- _TEXTO_
——————————
El dilema de Kiev

 El dilema de Kiev


KIEV es un lugar de peregrinación desde el siglo XI. Por encima del Dniéper se concentran las cúpulas doradas de las iglesias ortodoxas y el Monasterio de la Cueva, con sus catacumbas y sus vestigios escitas. La última vez que atacaron ese casco histórico fue la Wehrmacht de Hitler. Desde entonces hasta ahora, aunque a trompicones, avanzamos hacia una sociedad internacional regulada y pacífica, educamos a varias generaciones en los valores de la tolerancia y el diálogo, sin los que la paz no es posible, y soñamos con un mundo seguro y próspero, en el que la mayor de las preocupaciones geopolíticas había pasado a ser el cambio climático. Baste decir que los alemanes habían invadido Mallorca sin siquiera tener que desenfundar un arma, sino creando a su paso riqueza y relaciones de amistad. Pues bien, Putin nos ha despertado de ese sueño con ademán más brusco, incluso, que la pandemia. Sin carantoñas, con un cubo de agua fría sobre nuestro adormilado bienestar. Mientras que Washington y Bruselas se empeñan en sanciones propias del siglo XXI, Putin nos devuelve sin remisión a la lógica del siglo XX, en la que el tamaño sí importa. Al este del Elba y el Danubio no se reza hoy por que las tropas rusas salgan de Ucrania, sino porque no pasen de allí. Porque en la Weltanschauung de Putin, su derecho de reconquista no se satisface con las llanuras de cereales ucranianas. Sus palabras textuales, la noche en que lanzaba la invasión, fueron que “a quienquiera que se ponga del lado de Ucrania e interfiera, le mostraremos nuestras armas como aún no ha visto nadie”. Él está listo para dar el siguiente paso, mientras nosotros ni siquiera somos capaces de imaginar lo que significa eso exactamente.
——————————
- _REGISTROS PROPORCIONADOS_

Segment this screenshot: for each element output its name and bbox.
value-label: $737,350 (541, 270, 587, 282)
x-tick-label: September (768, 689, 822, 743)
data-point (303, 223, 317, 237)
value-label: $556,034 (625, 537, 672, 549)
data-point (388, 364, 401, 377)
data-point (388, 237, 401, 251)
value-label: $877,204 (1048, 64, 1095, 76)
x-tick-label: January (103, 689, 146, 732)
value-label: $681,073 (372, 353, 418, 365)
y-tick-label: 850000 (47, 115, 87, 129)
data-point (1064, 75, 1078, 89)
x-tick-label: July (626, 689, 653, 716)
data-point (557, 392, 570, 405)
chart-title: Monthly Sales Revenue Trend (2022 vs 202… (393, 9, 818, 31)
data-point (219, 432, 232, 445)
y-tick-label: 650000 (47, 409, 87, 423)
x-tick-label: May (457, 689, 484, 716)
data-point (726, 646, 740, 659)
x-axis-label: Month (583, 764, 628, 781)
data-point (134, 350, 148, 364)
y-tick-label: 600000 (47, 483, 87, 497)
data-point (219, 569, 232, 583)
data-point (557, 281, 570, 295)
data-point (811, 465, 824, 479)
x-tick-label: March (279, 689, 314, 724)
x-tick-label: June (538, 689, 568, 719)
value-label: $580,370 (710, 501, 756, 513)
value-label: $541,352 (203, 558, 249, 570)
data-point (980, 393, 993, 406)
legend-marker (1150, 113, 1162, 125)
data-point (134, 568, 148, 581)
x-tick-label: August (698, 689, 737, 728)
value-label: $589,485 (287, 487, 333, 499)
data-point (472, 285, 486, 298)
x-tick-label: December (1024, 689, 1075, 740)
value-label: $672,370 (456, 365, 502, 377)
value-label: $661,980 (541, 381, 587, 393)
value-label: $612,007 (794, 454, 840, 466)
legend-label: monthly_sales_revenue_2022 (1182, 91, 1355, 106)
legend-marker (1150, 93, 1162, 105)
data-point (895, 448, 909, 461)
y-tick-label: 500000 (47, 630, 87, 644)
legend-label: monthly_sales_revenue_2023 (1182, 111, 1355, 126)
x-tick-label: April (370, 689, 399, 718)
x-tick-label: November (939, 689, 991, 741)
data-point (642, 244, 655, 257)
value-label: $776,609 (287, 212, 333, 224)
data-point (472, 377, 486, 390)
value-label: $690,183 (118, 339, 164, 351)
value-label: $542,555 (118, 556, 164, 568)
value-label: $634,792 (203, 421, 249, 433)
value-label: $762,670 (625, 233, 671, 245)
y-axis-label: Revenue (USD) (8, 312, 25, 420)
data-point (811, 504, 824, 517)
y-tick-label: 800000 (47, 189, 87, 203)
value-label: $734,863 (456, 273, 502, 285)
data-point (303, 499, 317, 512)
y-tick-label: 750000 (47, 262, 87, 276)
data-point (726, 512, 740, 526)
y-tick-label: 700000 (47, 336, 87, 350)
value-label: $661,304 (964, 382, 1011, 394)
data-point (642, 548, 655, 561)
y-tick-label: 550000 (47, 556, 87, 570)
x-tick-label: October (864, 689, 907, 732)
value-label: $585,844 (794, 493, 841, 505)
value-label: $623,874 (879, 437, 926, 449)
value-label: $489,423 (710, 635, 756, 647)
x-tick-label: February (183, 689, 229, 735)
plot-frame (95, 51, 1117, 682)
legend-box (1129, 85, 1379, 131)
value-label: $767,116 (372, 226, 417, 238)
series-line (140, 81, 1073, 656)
——————————
- _TAREAS_
A. Enumera todos los ríos que se nombran en el texto sobre el dilema de Kiev.
B. Traduce al inglés esta oración del texto sobre el dilema de Kiev: "Al este del Elba y el Danubio no se reza hoy por que las tropas rusas salgan de Ucrania, sino porque no pasen de allí."
C. Sigue escribiendo el texto sobre el dilema de Kiev a partir de su última oración.

- _RESPUESTAS_
A. Dniéper, Elba, Danubio

B. East of the Elbe and the Danube, people today are not praying for Russian troops to leave Ukraine, but for them not to go any further.

C.
Pero la indefensión en la que nos encontramos no es culpa de nuestro desapego por las armas, ni fruto de nuestra afición por la existencia pacífica. No somos culpables de haber superado la adolescencia megalómana, ni de no tener escrúpulos frente a la pérdida de vidas humanas, ya sean amigas o enemigas. Tampoco creo que pueda culparse a una generación en edad de reclutamiento, que difícilmente puede pensar en otra medida contra Putin que enviar a los Avengers de Marvel. El hecho que marca la diferencia y establece nuestra indefensión es que Rusia es una potencia nuclear. De nada nos serviría haber seguido siendo pueblos belicosos, dispuestos a que los de siempre volviesen a morir por la libertad, porque no hace falta ser un ajedrecista experimentado para adelantar mentalmente unas cuantas jugadas y prever en qué terminará el enfrentamiento con Putin. En esa guerra nadie gana. Los clásicos nos instruyeron acerca del dilema de matar al tirano, pero cuando el tirano tiene a su alcance el botón rojo de la destrucción planetaria ese dilema cobra una nueva y aterradora dimensión. Y las opiniones se dividen entre quienes consideran que la OTAN debe demostrar cuanto antes que no es un tigre de papel, aun a riesgo de desatar la Tercera Guerra Mundial, y quienes se resignan y lamentan que no nos queda otra que acariciar la espalda de Putin, ir a Moscú a hablar con él y ganar tiempo. Esa es la disyuntiva que recorre a esta hora, como un escalofrío, el meridiano 20 Este. El editor de Novaya Gazeta, en Polonia, acaba de anunciar que comienza a imprimir su periódico en ruso y en ucraniano, con la esperanza de comenzar a recuperar el espacio público que Putin ha destruido como paso previo a la invasión, desmontar el main strem del kitsch ruso y disociar las críticas a Putin de la rusofobia, en la mentalidad moscovita. Es necesaria la resistencia a Putin desde dentro. También se necesita tiempo para desmontar una lógica de negocio que ha llevado a la pleitesía europea ante el capital ruso y chino. Pero nada de eso garantiza, por otra parte, un final feliz. Resulta endiabladamente complicado acertar para estar a la altura de la historia, pero eso no es óbice para rendirse. Lo único seguro es que Kiev está hoy mucho más cerca de nosotros de lo que aparece en el mapa.